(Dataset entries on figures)

● ● ● ● ● ● ●

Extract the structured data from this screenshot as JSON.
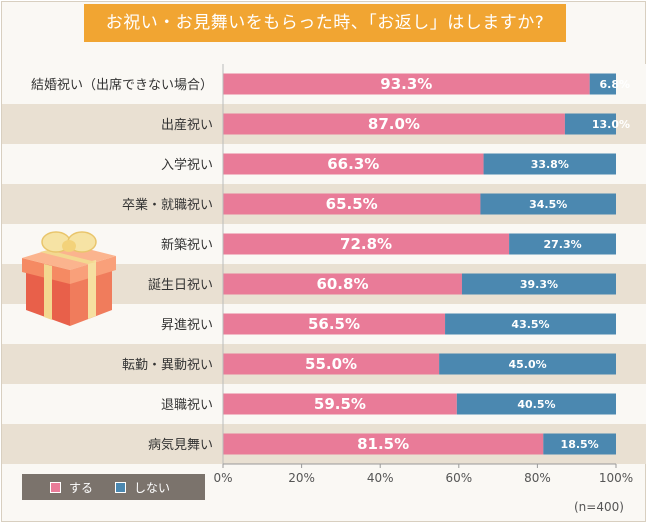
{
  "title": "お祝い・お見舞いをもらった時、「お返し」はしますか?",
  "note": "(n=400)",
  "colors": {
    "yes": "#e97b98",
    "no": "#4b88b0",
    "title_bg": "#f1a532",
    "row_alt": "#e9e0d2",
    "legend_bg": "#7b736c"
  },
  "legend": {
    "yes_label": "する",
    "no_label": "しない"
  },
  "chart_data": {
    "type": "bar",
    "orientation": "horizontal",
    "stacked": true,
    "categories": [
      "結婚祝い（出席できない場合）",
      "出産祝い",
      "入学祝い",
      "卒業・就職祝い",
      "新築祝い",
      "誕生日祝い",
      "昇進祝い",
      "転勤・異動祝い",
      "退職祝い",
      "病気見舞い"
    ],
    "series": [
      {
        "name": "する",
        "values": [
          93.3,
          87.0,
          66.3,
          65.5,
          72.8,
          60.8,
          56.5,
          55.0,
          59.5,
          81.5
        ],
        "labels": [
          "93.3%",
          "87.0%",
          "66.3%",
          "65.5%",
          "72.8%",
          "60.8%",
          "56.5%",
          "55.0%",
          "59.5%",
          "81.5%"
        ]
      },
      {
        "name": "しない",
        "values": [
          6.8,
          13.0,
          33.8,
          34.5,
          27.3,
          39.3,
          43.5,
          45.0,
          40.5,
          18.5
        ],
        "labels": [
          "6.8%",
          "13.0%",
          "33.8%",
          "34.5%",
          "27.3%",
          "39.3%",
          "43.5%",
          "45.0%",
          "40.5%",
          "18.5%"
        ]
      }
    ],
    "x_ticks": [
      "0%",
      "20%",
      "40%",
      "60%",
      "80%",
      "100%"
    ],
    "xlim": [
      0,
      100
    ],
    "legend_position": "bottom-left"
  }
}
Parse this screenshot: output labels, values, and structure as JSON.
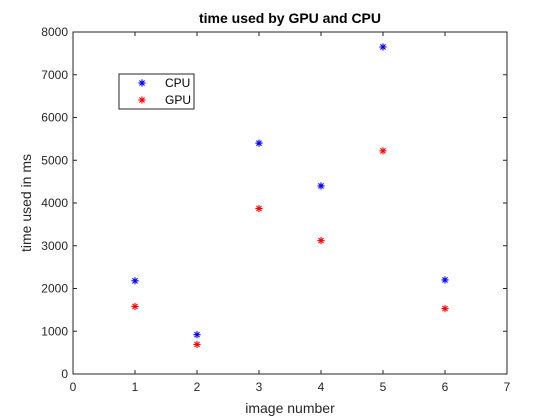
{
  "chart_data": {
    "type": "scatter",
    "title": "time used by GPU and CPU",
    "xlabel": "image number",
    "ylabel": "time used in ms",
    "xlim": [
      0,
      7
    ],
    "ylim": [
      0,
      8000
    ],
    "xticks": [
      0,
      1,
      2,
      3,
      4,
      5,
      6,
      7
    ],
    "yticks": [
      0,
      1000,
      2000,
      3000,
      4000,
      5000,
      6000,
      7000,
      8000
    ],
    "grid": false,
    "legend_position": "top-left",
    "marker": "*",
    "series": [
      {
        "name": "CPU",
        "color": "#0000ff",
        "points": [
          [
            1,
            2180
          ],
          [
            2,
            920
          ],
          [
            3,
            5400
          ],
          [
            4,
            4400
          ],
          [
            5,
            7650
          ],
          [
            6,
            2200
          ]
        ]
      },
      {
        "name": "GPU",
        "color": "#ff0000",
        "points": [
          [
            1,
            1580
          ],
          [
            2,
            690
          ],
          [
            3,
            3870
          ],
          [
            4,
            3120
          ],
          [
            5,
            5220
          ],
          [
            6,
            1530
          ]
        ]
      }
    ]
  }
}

● ● ● ● ● ● ●

» **Job**
Of all the lines above, how many contain "used"? Give the number and nothing more.

» **Correct response**
2